Task >>
In the entries below, count each line holding the word "Users". Answer with the total alone.

(Collected data)
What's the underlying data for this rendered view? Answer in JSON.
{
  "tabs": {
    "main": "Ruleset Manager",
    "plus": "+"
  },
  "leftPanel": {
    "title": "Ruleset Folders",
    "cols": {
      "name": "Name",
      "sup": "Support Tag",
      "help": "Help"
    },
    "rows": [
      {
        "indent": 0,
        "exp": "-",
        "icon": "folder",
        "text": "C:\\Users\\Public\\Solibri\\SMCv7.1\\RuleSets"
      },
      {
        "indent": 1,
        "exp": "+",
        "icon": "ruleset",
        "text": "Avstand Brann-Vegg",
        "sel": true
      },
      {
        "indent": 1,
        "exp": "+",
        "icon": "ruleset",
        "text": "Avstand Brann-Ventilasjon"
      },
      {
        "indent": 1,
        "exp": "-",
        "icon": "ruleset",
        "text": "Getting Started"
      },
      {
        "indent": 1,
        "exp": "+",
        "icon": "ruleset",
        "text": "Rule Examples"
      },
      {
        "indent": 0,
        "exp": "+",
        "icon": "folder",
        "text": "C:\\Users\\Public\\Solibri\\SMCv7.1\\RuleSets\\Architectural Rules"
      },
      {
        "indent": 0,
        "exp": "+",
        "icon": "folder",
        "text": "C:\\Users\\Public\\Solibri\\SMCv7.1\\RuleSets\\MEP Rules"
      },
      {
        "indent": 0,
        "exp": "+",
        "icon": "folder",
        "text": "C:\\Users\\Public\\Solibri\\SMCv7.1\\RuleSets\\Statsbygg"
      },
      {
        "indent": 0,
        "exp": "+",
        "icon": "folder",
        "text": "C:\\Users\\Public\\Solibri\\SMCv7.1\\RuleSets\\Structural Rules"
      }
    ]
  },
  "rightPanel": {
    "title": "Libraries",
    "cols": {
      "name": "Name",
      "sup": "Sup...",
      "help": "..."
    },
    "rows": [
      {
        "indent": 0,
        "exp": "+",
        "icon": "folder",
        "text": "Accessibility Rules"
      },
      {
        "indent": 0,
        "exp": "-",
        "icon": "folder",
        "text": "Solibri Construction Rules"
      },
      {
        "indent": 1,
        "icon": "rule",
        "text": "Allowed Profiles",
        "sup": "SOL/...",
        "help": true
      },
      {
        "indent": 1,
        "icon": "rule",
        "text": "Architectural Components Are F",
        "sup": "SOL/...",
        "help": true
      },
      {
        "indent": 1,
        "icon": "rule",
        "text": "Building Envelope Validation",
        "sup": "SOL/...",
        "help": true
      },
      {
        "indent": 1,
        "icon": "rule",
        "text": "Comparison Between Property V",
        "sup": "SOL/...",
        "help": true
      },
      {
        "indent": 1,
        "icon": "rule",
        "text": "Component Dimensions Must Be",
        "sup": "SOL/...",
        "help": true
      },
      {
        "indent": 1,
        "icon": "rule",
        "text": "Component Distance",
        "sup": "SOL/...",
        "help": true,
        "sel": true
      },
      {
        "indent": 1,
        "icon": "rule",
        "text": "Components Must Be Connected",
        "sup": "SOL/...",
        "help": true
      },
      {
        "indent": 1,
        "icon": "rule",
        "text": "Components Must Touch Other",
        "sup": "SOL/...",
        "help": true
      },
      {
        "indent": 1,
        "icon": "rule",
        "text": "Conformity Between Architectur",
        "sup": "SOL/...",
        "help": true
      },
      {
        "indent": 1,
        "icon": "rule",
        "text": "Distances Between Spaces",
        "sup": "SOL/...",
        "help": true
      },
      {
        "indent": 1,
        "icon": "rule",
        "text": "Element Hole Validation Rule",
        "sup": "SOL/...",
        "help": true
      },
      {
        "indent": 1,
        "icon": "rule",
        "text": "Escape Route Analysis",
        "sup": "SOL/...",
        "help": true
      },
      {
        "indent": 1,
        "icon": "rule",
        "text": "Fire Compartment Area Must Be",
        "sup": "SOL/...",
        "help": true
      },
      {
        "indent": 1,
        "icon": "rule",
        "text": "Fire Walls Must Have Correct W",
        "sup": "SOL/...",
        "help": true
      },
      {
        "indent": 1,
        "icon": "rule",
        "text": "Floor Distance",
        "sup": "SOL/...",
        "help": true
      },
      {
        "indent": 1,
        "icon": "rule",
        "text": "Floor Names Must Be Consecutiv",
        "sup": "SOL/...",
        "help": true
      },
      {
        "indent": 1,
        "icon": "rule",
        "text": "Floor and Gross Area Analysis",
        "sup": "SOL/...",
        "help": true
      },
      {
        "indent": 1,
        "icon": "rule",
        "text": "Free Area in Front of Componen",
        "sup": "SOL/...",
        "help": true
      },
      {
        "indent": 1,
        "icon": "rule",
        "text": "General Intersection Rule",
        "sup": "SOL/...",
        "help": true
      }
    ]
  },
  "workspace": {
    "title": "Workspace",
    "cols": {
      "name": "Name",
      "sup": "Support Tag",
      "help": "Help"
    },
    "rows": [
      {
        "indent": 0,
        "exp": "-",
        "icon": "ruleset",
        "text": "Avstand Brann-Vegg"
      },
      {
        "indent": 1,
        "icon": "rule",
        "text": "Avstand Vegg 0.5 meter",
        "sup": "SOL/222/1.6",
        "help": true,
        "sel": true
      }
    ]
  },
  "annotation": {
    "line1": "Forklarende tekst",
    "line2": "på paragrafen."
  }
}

Output >>
5